↓

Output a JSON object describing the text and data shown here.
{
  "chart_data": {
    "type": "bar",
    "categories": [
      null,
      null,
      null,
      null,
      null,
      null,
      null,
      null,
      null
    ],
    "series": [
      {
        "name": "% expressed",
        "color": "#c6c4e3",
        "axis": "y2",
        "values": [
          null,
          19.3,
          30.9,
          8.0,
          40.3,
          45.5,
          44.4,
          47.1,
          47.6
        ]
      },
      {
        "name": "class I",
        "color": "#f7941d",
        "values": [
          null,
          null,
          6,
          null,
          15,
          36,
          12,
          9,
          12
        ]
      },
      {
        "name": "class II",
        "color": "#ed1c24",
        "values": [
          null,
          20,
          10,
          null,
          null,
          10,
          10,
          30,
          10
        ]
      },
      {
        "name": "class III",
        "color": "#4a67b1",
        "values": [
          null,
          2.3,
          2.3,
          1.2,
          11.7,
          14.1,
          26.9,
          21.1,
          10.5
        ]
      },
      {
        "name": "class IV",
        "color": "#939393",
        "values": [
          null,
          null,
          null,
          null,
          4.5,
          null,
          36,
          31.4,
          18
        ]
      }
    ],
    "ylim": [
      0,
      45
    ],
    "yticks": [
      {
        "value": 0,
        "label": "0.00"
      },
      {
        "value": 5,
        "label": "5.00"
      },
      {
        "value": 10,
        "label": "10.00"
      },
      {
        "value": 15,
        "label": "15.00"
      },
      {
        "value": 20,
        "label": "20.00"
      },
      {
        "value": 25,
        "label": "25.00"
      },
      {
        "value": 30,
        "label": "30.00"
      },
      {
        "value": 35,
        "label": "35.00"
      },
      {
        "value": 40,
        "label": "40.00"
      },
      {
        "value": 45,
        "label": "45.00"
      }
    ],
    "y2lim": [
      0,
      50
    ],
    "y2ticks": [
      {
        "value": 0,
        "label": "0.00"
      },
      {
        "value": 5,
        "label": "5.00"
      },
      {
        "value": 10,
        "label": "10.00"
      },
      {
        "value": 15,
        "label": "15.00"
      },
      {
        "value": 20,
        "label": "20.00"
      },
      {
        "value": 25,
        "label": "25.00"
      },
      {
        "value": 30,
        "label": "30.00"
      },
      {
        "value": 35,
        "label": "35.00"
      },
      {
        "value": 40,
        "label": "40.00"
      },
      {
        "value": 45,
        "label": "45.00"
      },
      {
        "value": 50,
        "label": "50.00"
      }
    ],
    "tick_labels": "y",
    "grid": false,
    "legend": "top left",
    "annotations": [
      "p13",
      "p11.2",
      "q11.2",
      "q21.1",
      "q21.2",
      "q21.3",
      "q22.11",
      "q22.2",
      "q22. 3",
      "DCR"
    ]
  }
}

↑

◆ **Requirement**
Review the preceding data and report every line that includes the string "class".

◆ **Final result**
        "name": "class I",
        "name": "class II",
        "name": "class III",
        "name": "class IV",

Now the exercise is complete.